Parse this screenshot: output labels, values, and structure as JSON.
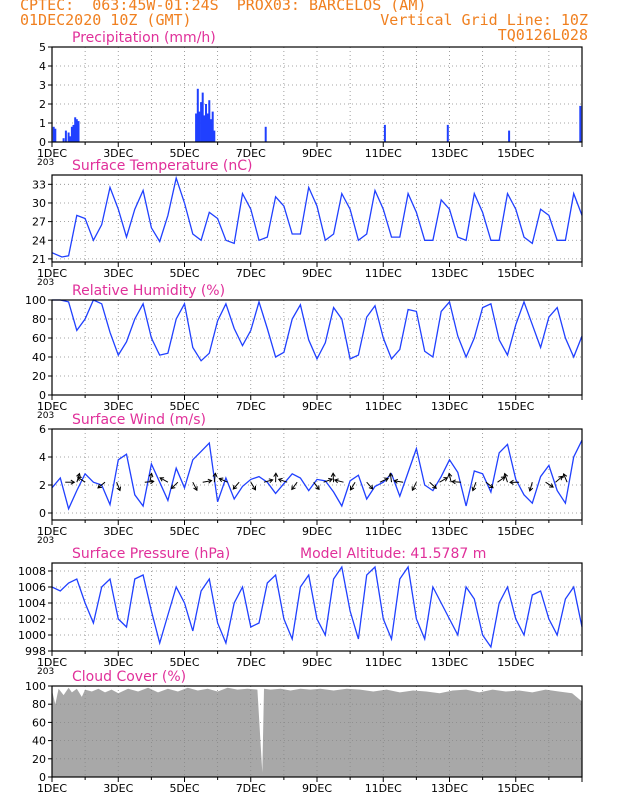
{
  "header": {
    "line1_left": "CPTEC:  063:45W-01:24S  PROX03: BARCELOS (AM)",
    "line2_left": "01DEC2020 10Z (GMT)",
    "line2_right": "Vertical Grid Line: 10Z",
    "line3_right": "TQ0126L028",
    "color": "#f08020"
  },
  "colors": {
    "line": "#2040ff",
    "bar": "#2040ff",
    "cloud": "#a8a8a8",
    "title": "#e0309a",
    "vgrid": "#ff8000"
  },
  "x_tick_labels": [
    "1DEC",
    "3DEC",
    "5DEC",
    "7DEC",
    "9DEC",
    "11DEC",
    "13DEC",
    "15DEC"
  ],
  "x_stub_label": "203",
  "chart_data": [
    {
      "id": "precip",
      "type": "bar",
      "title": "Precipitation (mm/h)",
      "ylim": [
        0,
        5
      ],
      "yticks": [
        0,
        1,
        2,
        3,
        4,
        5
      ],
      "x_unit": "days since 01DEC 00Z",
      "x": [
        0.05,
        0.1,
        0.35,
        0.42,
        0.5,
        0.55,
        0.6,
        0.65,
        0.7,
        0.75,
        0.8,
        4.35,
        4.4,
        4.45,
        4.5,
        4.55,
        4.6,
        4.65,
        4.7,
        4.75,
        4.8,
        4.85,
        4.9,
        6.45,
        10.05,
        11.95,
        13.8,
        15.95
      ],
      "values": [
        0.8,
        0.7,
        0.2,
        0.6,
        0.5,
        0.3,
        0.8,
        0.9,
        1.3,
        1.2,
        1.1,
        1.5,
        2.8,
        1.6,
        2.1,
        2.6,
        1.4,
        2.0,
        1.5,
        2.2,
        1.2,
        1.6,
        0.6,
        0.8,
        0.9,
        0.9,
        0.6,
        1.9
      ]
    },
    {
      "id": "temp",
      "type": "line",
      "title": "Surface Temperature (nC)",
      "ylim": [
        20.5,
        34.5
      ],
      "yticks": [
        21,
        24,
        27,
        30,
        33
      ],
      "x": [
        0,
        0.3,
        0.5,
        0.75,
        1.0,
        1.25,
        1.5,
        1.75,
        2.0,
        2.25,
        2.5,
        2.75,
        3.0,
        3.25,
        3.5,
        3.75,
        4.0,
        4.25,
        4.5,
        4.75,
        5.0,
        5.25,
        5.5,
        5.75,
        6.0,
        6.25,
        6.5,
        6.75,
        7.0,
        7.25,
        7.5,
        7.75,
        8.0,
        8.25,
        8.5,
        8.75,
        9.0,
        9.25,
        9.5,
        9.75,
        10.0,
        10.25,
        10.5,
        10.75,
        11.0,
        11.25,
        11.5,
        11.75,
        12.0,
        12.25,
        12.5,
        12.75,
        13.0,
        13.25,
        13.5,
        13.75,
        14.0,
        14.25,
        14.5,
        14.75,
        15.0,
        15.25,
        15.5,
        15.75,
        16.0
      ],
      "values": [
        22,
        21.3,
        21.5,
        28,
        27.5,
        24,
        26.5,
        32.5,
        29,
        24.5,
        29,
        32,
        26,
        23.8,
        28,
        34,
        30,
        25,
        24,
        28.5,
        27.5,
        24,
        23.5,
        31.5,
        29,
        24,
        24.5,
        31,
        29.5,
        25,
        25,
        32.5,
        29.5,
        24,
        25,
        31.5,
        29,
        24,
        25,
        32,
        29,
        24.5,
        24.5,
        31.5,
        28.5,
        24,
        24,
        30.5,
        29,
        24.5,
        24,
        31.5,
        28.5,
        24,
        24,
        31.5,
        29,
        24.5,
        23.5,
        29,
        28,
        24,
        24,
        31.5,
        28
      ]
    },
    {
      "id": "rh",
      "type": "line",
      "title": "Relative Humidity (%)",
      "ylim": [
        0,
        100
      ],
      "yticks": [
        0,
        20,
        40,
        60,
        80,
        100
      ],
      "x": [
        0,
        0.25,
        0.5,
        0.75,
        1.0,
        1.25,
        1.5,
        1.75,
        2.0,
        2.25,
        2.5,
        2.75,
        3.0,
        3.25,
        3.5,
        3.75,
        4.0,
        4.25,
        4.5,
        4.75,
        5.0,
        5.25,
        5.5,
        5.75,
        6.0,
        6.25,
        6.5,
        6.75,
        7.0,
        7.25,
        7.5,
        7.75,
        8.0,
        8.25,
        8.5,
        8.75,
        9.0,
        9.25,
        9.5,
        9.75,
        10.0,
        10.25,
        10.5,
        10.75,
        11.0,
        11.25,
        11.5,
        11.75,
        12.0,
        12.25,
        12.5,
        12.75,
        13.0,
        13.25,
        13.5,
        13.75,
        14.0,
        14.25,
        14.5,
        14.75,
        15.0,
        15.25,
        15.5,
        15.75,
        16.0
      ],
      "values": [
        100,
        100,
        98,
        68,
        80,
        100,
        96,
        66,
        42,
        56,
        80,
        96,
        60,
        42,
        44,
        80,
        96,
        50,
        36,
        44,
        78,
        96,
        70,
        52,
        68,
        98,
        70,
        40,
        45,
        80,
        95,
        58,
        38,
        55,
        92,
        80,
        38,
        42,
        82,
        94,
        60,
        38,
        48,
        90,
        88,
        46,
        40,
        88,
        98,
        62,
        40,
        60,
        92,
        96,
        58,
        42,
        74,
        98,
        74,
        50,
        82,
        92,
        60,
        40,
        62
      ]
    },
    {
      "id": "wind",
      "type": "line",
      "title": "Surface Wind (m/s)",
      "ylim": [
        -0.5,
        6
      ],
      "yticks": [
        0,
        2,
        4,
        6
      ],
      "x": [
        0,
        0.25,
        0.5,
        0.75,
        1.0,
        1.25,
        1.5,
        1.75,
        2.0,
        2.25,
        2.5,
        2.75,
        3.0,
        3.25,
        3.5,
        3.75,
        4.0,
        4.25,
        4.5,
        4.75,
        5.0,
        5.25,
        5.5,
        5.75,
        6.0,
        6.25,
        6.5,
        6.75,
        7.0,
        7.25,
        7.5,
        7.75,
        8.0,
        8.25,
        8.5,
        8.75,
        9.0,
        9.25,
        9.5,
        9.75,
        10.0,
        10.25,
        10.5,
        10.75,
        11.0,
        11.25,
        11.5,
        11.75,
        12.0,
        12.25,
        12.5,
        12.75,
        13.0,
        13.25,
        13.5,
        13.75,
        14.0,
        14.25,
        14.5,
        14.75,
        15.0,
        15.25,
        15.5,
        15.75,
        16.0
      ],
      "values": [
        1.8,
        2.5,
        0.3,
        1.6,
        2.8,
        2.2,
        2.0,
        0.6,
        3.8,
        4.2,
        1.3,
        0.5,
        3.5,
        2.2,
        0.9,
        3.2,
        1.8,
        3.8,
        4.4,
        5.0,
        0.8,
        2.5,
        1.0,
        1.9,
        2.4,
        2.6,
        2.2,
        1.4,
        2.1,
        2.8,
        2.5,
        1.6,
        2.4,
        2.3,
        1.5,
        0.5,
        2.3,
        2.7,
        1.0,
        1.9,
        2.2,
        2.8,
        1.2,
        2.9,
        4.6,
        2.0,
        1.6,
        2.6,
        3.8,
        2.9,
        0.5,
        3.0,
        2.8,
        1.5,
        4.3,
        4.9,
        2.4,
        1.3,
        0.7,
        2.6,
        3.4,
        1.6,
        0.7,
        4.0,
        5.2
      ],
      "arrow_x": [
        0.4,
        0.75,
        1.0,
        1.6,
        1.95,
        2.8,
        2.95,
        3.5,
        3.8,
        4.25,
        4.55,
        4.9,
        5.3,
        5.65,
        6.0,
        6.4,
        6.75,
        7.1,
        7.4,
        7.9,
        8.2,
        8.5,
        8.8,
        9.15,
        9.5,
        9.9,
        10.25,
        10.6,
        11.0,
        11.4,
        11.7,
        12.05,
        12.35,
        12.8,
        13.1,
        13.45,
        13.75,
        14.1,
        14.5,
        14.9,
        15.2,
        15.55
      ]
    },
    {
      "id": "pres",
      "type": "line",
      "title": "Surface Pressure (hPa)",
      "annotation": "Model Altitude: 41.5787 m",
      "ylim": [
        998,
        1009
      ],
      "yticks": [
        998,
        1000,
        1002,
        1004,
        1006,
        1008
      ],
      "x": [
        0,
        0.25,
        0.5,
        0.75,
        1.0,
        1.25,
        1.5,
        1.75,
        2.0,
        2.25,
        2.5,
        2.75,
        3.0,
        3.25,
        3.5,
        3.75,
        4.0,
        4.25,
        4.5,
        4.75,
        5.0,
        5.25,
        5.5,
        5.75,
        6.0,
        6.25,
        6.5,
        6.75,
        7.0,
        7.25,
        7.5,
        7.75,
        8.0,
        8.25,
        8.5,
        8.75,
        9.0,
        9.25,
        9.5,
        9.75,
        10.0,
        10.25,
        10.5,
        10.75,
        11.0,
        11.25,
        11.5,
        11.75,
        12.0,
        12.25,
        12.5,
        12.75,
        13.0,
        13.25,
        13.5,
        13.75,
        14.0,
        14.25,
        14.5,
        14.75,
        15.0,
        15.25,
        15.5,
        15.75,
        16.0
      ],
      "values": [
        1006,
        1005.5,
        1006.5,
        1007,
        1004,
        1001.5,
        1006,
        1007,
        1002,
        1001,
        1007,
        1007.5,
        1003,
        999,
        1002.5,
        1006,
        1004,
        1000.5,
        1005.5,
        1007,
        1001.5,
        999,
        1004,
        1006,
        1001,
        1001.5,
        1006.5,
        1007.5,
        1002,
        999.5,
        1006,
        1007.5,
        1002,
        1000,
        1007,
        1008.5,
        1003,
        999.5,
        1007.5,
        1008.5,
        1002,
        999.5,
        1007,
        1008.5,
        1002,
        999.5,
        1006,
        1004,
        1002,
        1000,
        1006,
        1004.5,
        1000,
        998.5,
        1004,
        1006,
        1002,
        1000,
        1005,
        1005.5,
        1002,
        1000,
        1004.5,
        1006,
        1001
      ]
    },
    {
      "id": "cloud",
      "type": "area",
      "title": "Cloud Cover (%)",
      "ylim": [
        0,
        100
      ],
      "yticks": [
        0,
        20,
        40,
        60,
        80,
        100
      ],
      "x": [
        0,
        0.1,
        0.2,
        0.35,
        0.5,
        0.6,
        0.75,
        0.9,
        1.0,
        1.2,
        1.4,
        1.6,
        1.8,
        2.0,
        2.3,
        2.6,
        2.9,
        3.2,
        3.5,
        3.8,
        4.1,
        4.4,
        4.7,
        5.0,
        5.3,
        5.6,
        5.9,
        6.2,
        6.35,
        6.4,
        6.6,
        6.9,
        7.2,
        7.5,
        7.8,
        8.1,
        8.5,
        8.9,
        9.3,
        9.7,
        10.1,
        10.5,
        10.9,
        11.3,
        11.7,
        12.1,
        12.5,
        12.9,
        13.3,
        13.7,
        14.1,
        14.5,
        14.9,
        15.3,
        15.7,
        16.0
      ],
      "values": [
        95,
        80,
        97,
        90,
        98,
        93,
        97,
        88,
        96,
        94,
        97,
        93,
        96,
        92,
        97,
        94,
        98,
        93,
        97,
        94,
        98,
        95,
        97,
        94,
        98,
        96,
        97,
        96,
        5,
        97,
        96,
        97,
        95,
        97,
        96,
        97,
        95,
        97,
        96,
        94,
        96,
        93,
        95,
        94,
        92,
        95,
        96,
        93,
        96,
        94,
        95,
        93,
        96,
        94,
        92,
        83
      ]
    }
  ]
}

--

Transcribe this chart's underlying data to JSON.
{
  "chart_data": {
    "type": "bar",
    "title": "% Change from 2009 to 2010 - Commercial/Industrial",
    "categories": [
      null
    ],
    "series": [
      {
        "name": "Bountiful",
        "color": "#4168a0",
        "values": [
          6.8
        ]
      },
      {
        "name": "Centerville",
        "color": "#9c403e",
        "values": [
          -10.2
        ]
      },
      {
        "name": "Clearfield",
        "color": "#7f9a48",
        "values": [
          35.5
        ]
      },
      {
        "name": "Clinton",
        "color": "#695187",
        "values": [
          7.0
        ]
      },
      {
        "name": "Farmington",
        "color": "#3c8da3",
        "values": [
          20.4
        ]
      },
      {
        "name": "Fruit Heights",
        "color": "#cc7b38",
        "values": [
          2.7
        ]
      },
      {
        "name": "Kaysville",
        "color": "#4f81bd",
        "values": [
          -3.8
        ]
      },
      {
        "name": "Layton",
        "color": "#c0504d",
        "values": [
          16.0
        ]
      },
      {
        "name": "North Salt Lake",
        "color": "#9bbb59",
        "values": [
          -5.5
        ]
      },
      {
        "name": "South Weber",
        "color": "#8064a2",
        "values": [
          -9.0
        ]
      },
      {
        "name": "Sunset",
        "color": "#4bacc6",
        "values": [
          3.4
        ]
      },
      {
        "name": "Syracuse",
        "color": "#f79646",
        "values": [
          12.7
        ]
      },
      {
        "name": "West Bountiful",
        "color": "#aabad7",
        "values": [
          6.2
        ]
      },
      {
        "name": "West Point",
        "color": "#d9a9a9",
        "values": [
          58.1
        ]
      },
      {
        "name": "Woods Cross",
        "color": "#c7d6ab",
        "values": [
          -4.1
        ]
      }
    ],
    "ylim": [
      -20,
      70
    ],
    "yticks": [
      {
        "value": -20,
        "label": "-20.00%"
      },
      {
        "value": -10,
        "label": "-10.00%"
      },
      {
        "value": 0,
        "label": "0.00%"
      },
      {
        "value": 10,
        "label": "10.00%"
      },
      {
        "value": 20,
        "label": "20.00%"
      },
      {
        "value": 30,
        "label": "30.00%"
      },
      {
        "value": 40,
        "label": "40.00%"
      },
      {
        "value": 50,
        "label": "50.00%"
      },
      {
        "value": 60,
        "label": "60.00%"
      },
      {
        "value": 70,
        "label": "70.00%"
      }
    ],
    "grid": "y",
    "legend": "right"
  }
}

*SET PROBLEM*
Check each line above for the word "title" and give the number of lines that have it, nothing else.

*ANSWER TO THIS PROBLEM*
8